(Some records)

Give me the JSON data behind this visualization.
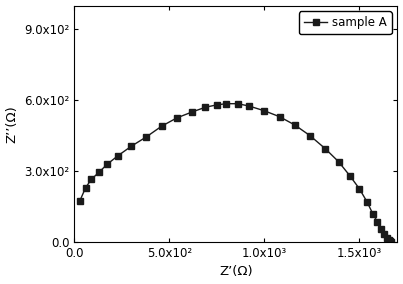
{
  "title": "",
  "xlabel": "Z’(Ω)",
  "ylabel": "Z’’(Ω)",
  "legend_label": "sample A",
  "marker": "s",
  "color": "#1a1a1a",
  "linewidth": 1.0,
  "markersize": 5,
  "xlim": [
    0,
    1700
  ],
  "ylim": [
    0,
    1000
  ],
  "xticks": [
    0,
    500,
    1000,
    1500
  ],
  "yticks": [
    0,
    300,
    600,
    900
  ],
  "xtick_labels": [
    "0.0",
    "5.0x10²",
    "1.0x10³",
    "1.5x10³"
  ],
  "ytick_labels": [
    "0.0",
    "3.0x10²",
    "6.0x10²",
    "9.0x10²"
  ],
  "x_data": [
    30,
    60,
    90,
    130,
    175,
    230,
    300,
    380,
    460,
    540,
    620,
    690,
    750,
    800,
    860,
    920,
    1000,
    1080,
    1160,
    1240,
    1320,
    1390,
    1450,
    1500,
    1540,
    1570,
    1595,
    1615,
    1630,
    1645,
    1655,
    1662,
    1668
  ],
  "y_data": [
    175,
    230,
    265,
    295,
    330,
    365,
    405,
    445,
    490,
    525,
    550,
    570,
    580,
    585,
    585,
    575,
    555,
    530,
    495,
    450,
    395,
    340,
    280,
    225,
    170,
    120,
    85,
    55,
    35,
    18,
    10,
    5,
    2
  ],
  "background_color": "#ffffff",
  "figsize": [
    4.03,
    2.84
  ],
  "dpi": 100
}
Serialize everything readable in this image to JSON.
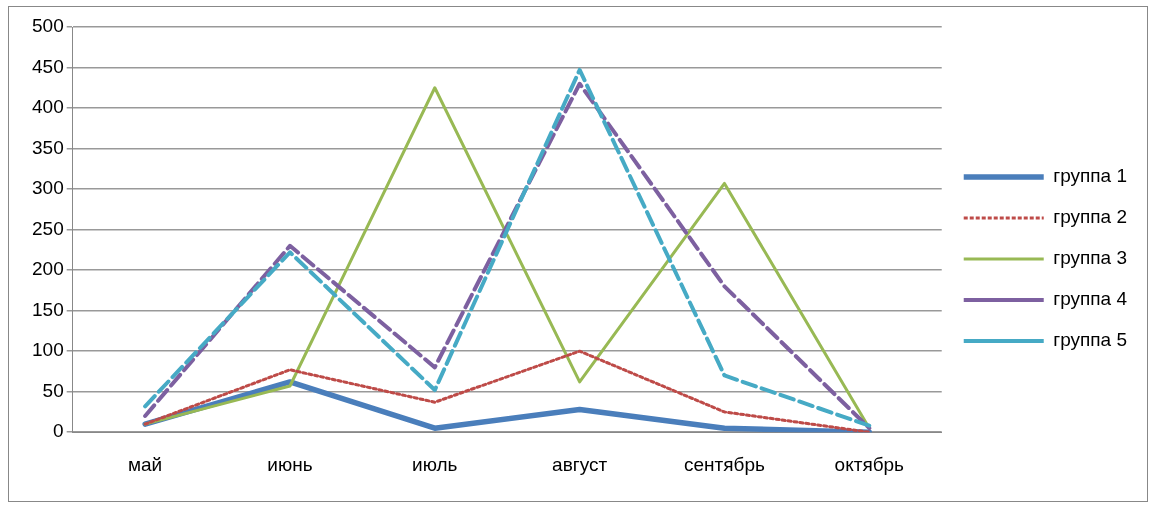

Direction: Copy every entry word for word, but omit the pictures.

Full solution:
Give me the JSON data behind this visualization.
{
  "title": "",
  "xlabel": "Z’(Ω)",
  "ylabel": "Z’’(Ω)",
  "legend_label": "sample A",
  "marker": "s",
  "color": "#1a1a1a",
  "linewidth": 1.0,
  "markersize": 5,
  "xlim": [
    0,
    1700
  ],
  "ylim": [
    0,
    1000
  ],
  "xticks": [
    0,
    500,
    1000,
    1500
  ],
  "yticks": [
    0,
    300,
    600,
    900
  ],
  "xtick_labels": [
    "0.0",
    "5.0x10²",
    "1.0x10³",
    "1.5x10³"
  ],
  "ytick_labels": [
    "0.0",
    "3.0x10²",
    "6.0x10²",
    "9.0x10²"
  ],
  "x_data": [
    30,
    60,
    90,
    130,
    175,
    230,
    300,
    380,
    460,
    540,
    620,
    690,
    750,
    800,
    860,
    920,
    1000,
    1080,
    1160,
    1240,
    1320,
    1390,
    1450,
    1500,
    1540,
    1570,
    1595,
    1615,
    1630,
    1645,
    1655,
    1662,
    1668
  ],
  "y_data": [
    175,
    230,
    265,
    295,
    330,
    365,
    405,
    445,
    490,
    525,
    550,
    570,
    580,
    585,
    585,
    575,
    555,
    530,
    495,
    450,
    395,
    340,
    280,
    225,
    170,
    120,
    85,
    55,
    35,
    18,
    10,
    5,
    2
  ],
  "background_color": "#ffffff",
  "figsize": [
    4.03,
    2.84
  ],
  "dpi": 100
}
Serialize everything readable in this image to JSON.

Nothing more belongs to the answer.